— Begin Source records —

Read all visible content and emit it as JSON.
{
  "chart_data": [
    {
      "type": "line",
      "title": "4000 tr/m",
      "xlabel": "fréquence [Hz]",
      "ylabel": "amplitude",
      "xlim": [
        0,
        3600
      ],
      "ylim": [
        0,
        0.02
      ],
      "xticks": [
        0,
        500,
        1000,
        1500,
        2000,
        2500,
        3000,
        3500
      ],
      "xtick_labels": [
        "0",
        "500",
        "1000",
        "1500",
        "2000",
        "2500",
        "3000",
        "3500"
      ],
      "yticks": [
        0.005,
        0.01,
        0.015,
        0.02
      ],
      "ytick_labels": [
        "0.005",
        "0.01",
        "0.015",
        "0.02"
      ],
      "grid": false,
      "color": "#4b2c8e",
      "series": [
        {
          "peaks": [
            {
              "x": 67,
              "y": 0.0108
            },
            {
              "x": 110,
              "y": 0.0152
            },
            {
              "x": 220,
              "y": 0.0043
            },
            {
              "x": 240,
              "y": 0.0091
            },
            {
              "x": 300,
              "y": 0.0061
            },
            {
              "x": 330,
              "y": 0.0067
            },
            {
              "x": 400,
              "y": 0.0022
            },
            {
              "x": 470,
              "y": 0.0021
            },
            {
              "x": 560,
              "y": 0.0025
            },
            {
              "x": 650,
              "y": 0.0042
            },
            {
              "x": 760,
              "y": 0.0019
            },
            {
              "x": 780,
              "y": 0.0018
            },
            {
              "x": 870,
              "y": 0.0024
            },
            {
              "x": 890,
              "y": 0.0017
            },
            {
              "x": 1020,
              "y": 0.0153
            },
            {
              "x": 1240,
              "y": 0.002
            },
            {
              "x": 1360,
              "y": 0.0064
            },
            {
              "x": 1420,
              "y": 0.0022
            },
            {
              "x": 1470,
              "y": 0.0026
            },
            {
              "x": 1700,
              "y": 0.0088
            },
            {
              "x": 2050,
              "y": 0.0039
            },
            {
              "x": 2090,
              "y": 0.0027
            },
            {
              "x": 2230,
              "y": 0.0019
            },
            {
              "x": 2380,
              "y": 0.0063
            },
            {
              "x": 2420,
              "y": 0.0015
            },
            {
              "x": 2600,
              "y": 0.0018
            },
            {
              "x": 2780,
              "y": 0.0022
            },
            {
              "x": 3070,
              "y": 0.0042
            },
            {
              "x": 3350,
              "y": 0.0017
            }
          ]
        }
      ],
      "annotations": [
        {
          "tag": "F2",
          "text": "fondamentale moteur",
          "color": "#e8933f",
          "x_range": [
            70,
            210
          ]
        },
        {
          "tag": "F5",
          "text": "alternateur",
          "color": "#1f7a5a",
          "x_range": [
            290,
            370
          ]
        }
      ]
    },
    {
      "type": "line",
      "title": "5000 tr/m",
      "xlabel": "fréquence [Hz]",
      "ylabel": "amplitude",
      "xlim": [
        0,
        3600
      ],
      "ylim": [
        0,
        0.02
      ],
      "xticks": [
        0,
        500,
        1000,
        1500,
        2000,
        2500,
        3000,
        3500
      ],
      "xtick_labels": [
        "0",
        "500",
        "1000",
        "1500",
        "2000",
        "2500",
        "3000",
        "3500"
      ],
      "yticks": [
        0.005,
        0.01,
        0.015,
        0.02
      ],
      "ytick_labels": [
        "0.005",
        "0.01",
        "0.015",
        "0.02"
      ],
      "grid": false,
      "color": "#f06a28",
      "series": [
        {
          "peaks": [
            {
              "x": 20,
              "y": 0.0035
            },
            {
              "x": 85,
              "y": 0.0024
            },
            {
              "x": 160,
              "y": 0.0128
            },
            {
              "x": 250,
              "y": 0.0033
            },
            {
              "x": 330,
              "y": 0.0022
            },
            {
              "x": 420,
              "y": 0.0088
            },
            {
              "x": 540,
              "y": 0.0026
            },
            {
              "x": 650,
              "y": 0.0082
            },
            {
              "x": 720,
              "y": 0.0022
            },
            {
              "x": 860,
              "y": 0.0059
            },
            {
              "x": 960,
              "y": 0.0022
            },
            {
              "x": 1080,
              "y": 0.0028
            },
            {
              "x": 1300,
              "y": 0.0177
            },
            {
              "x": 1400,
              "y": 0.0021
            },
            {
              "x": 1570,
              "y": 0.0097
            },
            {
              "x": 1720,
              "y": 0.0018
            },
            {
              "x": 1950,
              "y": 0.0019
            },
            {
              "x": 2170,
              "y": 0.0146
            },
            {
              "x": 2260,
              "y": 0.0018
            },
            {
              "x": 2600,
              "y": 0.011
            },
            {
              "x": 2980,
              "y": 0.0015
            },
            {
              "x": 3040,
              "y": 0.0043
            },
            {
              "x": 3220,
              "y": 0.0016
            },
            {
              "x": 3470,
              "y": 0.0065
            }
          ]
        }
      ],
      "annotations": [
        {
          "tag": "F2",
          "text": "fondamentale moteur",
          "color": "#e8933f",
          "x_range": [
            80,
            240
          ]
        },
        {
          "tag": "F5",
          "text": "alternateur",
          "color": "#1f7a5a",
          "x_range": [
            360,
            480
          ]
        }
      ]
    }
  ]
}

— End Source records —

*Instructions for the task*
All of the lines above need to be given again exactly.

*Solution for this exercise*
Read all visible content and emit it as JSON.
{
  "chart_data": [
    {
      "type": "line",
      "title": "4000 tr/m",
      "xlabel": "fréquence [Hz]",
      "ylabel": "amplitude",
      "xlim": [
        0,
        3600
      ],
      "ylim": [
        0,
        0.02
      ],
      "xticks": [
        0,
        500,
        1000,
        1500,
        2000,
        2500,
        3000,
        3500
      ],
      "xtick_labels": [
        "0",
        "500",
        "1000",
        "1500",
        "2000",
        "2500",
        "3000",
        "3500"
      ],
      "yticks": [
        0.005,
        0.01,
        0.015,
        0.02
      ],
      "ytick_labels": [
        "0.005",
        "0.01",
        "0.015",
        "0.02"
      ],
      "grid": false,
      "color": "#4b2c8e",
      "series": [
        {
          "peaks": [
            {
              "x": 67,
              "y": 0.0108
            },
            {
              "x": 110,
              "y": 0.0152
            },
            {
              "x": 220,
              "y": 0.0043
            },
            {
              "x": 240,
              "y": 0.0091
            },
            {
              "x": 300,
              "y": 0.0061
            },
            {
              "x": 330,
              "y": 0.0067
            },
            {
              "x": 400,
              "y": 0.0022
            },
            {
              "x": 470,
              "y": 0.0021
            },
            {
              "x": 560,
              "y": 0.0025
            },
            {
              "x": 650,
              "y": 0.0042
            },
            {
              "x": 760,
              "y": 0.0019
            },
            {
              "x": 780,
              "y": 0.0018
            },
            {
              "x": 870,
              "y": 0.0024
            },
            {
              "x": 890,
              "y": 0.0017
            },
            {
              "x": 1020,
              "y": 0.0153
            },
            {
              "x": 1240,
              "y": 0.002
            },
            {
              "x": 1360,
              "y": 0.0064
            },
            {
              "x": 1420,
              "y": 0.0022
            },
            {
              "x": 1470,
              "y": 0.0026
            },
            {
              "x": 1700,
              "y": 0.0088
            },
            {
              "x": 2050,
              "y": 0.0039
            },
            {
              "x": 2090,
              "y": 0.0027
            },
            {
              "x": 2230,
              "y": 0.0019
            },
            {
              "x": 2380,
              "y": 0.0063
            },
            {
              "x": 2420,
              "y": 0.0015
            },
            {
              "x": 2600,
              "y": 0.0018
            },
            {
              "x": 2780,
              "y": 0.0022
            },
            {
              "x": 3070,
              "y": 0.0042
            },
            {
              "x": 3350,
              "y": 0.0017
            }
          ]
        }
      ],
      "annotations": [
        {
          "tag": "F2",
          "text": "fondamentale moteur",
          "color": "#e8933f",
          "x_range": [
            70,
            210
          ]
        },
        {
          "tag": "F5",
          "text": "alternateur",
          "color": "#1f7a5a",
          "x_range": [
            290,
            370
          ]
        }
      ]
    },
    {
      "type": "line",
      "title": "5000 tr/m",
      "xlabel": "fréquence [Hz]",
      "ylabel": "amplitude",
      "xlim": [
        0,
        3600
      ],
      "ylim": [
        0,
        0.02
      ],
      "xticks": [
        0,
        500,
        1000,
        1500,
        2000,
        2500,
        3000,
        3500
      ],
      "xtick_labels": [
        "0",
        "500",
        "1000",
        "1500",
        "2000",
        "2500",
        "3000",
        "3500"
      ],
      "yticks": [
        0.005,
        0.01,
        0.015,
        0.02
      ],
      "ytick_labels": [
        "0.005",
        "0.01",
        "0.015",
        "0.02"
      ],
      "grid": false,
      "color": "#f06a28",
      "series": [
        {
          "peaks": [
            {
              "x": 20,
              "y": 0.0035
            },
            {
              "x": 85,
              "y": 0.0024
            },
            {
              "x": 160,
              "y": 0.0128
            },
            {
              "x": 250,
              "y": 0.0033
            },
            {
              "x": 330,
              "y": 0.0022
            },
            {
              "x": 420,
              "y": 0.0088
            },
            {
              "x": 540,
              "y": 0.0026
            },
            {
              "x": 650,
              "y": 0.0082
            },
            {
              "x": 720,
              "y": 0.0022
            },
            {
              "x": 860,
              "y": 0.0059
            },
            {
              "x": 960,
              "y": 0.0022
            },
            {
              "x": 1080,
              "y": 0.0028
            },
            {
              "x": 1300,
              "y": 0.0177
            },
            {
              "x": 1400,
              "y": 0.0021
            },
            {
              "x": 1570,
              "y": 0.0097
            },
            {
              "x": 1720,
              "y": 0.0018
            },
            {
              "x": 1950,
              "y": 0.0019
            },
            {
              "x": 2170,
              "y": 0.0146
            },
            {
              "x": 2260,
              "y": 0.0018
            },
            {
              "x": 2600,
              "y": 0.011
            },
            {
              "x": 2980,
              "y": 0.0015
            },
            {
              "x": 3040,
              "y": 0.0043
            },
            {
              "x": 3220,
              "y": 0.0016
            },
            {
              "x": 3470,
              "y": 0.0065
            }
          ]
        }
      ],
      "annotations": [
        {
          "tag": "F2",
          "text": "fondamentale moteur",
          "color": "#e8933f",
          "x_range": [
            80,
            240
          ]
        },
        {
          "tag": "F5",
          "text": "alternateur",
          "color": "#1f7a5a",
          "x_range": [
            360,
            480
          ]
        }
      ]
    }
  ]
}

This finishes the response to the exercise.